WHAT YOU ARE ASKED TO DO | Reproduce every entry exactly, without alteration.

ITEMS |
___

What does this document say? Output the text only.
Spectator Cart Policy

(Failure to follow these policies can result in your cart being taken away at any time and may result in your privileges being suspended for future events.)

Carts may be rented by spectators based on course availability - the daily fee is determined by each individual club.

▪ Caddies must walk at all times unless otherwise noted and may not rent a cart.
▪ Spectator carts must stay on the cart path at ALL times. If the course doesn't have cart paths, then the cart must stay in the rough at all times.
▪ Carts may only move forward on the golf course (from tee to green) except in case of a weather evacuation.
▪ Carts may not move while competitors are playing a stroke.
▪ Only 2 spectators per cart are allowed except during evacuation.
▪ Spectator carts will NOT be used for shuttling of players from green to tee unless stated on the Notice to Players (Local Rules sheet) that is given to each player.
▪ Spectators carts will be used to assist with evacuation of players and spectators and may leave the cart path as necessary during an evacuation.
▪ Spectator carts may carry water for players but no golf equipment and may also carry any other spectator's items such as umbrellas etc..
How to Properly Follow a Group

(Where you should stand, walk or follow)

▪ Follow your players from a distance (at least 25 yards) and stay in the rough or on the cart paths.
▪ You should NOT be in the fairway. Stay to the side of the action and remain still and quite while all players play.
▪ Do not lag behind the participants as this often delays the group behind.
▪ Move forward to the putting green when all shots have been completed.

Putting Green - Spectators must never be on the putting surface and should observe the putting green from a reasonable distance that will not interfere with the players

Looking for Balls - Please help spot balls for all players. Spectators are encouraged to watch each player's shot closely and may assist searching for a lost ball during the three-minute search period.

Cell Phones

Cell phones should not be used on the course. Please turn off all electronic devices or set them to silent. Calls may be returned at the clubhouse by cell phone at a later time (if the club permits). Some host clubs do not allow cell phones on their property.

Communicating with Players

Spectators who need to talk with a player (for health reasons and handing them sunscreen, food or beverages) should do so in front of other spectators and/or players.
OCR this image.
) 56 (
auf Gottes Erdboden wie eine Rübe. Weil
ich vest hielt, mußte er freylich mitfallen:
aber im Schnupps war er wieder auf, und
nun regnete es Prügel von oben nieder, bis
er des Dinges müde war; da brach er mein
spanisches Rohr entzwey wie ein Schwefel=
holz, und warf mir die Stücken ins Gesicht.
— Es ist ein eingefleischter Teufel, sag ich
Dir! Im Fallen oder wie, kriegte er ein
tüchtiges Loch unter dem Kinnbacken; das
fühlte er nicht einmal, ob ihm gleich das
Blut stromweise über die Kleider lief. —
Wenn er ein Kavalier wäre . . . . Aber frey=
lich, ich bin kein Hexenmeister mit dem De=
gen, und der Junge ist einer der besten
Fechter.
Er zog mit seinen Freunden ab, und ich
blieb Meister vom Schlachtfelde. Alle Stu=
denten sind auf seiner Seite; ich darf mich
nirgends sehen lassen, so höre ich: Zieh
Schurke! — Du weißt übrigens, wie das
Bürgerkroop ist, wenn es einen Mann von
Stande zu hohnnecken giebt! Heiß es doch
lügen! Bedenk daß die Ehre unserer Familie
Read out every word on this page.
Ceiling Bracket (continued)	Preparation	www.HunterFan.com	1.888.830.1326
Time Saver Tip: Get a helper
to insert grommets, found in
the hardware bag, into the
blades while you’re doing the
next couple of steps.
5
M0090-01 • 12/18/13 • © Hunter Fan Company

___

RESPONSE BELOW |
What does this document say? Output the text only.
Spectator Cart Policy

(Failure to follow these policies can result in your cart being taken away at any time and may result in your privileges being suspended for future events.)

Carts may be rented by spectators based on course availability - the daily fee is determined by each individual club.

▪ Caddies must walk at all times unless otherwise noted and may not rent a cart.
▪ Spectator carts must stay on the cart path at ALL times. If the course doesn't have cart paths, then the cart must stay in the rough at all times.
▪ Carts may only move forward on the golf course (from tee to green) except in case of a weather evacuation.
▪ Carts may not move while competitors are playing a stroke.
▪ Only 2 spectators per cart are allowed except during evacuation.
▪ Spectator carts will NOT be used for shuttling of players from green to tee unless stated on the Notice to Players (Local Rules sheet) that is given to each player.
▪ Spectators carts will be used to assist with evacuation of players and spectators and may leave the cart path as necessary during an evacuation.
▪ Spectator carts may carry water for players but no golf equipment and may also carry any other spectator's items such as umbrellas etc..
How to Properly Follow a Group

(Where you should stand, walk or follow)

▪ Follow your players from a distance (at least 25 yards) and stay in the rough or on the cart paths.
▪ You should NOT be in the fairway. Stay to the side of the action and remain still and quite while all players play.
▪ Do not lag behind the participants as this often delays the group behind.
▪ Move forward to the putting green when all shots have been completed.

Putting Green - Spectators must never be on the putting surface and should observe the putting green from a reasonable distance that will not interfere with the players

Looking for Balls - Please help spot balls for all players. Spectators are encouraged to watch each player's shot closely and may assist searching for a lost ball during the three-minute search period.

Cell Phones

Cell phones should not be used on the course. Please turn off all electronic devices or set them to silent. Calls may be returned at the clubhouse by cell phone at a later time (if the club permits). Some host clubs do not allow cell phones on their property.

Communicating with Players

Spectators who need to talk with a player (for health reasons and handing them sunscreen, food or beverages) should do so in front of other spectators and/or players.
OCR this image.
) 56 (
auf Gottes Erdboden wie eine Rübe. Weil
ich vest hielt, mußte er freylich mitfallen:
aber im Schnupps war er wieder auf, und
nun regnete es Prügel von oben nieder, bis
er des Dinges müde war; da brach er mein
spanisches Rohr entzwey wie ein Schwefel=
holz, und warf mir die Stücken ins Gesicht.
— Es ist ein eingefleischter Teufel, sag ich
Dir! Im Fallen oder wie, kriegte er ein
tüchtiges Loch unter dem Kinnbacken; das
fühlte er nicht einmal, ob ihm gleich das
Blut stromweise über die Kleider lief. —
Wenn er ein Kavalier wäre . . . . Aber frey=
lich, ich bin kein Hexenmeister mit dem De=
gen, und der Junge ist einer der besten
Fechter.
Er zog mit seinen Freunden ab, und ich
blieb Meister vom Schlachtfelde. Alle Stu=
denten sind auf seiner Seite; ich darf mich
nirgends sehen lassen, so höre ich: Zieh
Schurke! — Du weißt übrigens, wie das
Bürgerkroop ist, wenn es einen Mann von
Stande zu hohnnecken giebt! Heiß es doch
lügen! Bedenk daß die Ehre unserer Familie
Read out every word on this page.
Ceiling Bracket (continued)	Preparation	www.HunterFan.com	1.888.830.1326
Time Saver Tip: Get a helper
to insert grommets, found in
the hardware bag, into the
blades while you’re doing the
next couple of steps.
5
M0090-01 • 12/18/13 • © Hunter Fan Company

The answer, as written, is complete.